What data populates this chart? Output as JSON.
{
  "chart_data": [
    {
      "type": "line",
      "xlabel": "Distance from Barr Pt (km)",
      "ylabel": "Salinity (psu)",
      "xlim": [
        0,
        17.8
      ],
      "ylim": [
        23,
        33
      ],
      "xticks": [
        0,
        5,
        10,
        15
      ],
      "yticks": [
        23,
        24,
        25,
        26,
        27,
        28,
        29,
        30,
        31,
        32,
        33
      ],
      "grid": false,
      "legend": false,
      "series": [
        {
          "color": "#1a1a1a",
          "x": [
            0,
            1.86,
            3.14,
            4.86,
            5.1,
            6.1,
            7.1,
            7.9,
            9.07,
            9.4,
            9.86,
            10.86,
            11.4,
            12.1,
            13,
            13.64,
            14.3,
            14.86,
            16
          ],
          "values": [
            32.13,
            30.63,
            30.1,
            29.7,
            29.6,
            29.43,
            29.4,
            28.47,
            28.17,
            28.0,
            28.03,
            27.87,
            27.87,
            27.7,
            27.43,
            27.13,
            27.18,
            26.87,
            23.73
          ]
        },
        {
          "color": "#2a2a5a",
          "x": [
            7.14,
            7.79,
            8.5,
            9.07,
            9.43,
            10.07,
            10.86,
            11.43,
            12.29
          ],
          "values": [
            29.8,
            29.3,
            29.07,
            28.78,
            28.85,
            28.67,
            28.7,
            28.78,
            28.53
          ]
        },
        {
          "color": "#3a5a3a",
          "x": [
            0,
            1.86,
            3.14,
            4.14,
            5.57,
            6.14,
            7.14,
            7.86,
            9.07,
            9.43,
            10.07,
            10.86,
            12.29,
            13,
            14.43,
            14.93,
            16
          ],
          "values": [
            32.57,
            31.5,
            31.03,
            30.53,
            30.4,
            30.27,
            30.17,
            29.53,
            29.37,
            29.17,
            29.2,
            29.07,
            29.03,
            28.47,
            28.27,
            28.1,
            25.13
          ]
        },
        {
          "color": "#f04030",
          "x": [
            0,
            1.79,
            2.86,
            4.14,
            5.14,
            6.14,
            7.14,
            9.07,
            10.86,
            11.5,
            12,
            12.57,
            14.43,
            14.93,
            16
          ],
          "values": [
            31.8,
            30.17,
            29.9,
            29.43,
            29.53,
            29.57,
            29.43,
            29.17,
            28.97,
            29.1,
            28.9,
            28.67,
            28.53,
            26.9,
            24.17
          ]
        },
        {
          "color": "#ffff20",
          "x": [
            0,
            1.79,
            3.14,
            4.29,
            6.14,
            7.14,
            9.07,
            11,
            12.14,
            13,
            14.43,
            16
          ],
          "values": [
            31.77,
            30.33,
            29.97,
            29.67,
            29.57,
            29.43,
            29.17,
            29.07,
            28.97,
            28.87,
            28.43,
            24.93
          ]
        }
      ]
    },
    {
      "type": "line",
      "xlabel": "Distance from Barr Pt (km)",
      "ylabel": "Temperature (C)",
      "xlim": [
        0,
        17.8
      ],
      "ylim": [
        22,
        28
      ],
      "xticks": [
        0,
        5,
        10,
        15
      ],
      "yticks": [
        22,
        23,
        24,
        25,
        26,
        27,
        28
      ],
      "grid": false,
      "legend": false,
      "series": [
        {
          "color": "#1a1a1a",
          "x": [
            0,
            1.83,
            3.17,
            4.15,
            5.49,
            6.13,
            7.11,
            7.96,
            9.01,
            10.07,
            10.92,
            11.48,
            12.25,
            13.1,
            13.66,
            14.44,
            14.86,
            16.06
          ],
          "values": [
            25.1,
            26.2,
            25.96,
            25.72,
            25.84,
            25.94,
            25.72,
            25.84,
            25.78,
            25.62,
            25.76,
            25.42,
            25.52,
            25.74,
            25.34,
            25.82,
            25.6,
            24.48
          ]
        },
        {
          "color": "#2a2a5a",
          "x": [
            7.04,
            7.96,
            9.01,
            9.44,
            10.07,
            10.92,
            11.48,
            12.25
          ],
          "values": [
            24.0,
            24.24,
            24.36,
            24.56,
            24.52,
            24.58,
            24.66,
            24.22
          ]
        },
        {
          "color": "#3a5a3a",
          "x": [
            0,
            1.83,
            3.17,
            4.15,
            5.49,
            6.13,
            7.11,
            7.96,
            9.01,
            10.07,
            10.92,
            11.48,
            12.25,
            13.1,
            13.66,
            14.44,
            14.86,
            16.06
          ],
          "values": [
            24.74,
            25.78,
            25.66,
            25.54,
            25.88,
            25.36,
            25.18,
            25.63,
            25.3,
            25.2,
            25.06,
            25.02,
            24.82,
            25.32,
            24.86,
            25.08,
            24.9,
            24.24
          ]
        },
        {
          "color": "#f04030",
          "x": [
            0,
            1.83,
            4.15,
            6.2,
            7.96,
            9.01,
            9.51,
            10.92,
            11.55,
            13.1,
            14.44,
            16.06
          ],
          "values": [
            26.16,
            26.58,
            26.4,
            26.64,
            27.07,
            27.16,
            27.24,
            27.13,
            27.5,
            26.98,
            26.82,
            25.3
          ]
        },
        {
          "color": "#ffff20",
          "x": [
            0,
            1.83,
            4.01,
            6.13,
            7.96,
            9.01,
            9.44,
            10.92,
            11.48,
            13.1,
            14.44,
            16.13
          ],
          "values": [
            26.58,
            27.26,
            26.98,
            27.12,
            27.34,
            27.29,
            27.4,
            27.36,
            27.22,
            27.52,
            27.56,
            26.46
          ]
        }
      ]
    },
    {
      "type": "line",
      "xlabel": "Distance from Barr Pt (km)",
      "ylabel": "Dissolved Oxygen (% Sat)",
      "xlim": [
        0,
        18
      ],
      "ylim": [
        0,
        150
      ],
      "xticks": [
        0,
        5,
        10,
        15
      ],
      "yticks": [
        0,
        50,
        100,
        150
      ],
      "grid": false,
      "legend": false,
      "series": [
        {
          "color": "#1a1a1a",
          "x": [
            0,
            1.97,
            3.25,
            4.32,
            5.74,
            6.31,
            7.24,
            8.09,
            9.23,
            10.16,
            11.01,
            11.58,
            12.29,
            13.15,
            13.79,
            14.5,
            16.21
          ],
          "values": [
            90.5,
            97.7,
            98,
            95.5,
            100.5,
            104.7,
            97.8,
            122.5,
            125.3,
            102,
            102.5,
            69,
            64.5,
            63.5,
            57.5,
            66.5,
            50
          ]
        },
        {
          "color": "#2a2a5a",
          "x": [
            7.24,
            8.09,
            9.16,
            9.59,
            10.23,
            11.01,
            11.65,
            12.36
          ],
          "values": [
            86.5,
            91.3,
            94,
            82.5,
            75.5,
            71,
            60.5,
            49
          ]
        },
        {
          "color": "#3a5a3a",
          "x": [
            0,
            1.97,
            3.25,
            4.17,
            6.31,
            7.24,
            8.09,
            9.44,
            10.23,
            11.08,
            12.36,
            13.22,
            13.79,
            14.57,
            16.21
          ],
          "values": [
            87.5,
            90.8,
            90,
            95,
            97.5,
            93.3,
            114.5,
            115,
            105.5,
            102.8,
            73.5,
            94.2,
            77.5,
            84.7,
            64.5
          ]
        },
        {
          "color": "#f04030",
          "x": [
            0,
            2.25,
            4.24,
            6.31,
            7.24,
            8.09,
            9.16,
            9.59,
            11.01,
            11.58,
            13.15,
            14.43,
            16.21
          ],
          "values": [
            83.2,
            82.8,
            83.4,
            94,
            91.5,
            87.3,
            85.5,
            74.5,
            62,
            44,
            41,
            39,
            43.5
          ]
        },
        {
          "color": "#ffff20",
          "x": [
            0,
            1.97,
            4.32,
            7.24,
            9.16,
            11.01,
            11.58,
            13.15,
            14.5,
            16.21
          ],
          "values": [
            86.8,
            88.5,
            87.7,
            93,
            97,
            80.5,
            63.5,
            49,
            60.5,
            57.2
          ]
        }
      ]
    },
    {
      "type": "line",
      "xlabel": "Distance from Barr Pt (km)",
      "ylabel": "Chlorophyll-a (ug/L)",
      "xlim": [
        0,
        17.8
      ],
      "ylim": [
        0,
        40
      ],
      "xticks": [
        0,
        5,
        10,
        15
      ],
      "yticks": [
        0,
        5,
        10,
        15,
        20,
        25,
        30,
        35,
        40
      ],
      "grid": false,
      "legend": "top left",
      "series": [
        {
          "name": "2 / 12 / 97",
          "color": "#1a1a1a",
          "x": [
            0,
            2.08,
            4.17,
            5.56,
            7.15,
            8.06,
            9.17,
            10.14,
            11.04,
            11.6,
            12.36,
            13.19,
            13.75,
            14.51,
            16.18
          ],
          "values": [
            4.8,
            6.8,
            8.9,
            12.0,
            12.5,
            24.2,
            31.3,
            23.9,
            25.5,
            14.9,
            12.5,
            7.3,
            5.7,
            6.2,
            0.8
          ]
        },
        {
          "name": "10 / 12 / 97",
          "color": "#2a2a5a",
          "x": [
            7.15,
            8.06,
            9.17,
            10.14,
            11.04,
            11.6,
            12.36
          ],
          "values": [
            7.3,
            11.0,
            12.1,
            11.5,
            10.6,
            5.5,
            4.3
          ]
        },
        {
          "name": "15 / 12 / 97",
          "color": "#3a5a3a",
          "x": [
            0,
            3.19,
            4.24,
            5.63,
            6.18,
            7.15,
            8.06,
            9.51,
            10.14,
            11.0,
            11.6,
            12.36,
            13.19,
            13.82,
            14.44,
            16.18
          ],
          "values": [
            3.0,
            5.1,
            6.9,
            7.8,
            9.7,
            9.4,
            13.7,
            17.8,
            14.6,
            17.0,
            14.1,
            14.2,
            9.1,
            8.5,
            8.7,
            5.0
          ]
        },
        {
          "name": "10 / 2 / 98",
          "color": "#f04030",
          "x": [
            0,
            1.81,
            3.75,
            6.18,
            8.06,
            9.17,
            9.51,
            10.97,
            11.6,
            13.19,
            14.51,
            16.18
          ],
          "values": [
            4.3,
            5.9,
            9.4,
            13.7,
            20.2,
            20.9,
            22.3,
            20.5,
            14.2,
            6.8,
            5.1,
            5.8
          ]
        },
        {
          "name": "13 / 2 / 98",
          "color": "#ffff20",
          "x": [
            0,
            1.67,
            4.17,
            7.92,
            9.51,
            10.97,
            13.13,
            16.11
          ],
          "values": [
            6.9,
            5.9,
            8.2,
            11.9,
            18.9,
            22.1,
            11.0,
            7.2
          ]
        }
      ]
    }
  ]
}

....

▶ _Job_
List all lines holding the string "ylabel".

▶ _The completed task_
      "ylabel": "Salinity (psu)",
      "ylabel": "Temperature (C)",
      "ylabel": "Dissolved Oxygen (% Sat)",
      "ylabel": "Chlorophyll-a (ug/L)",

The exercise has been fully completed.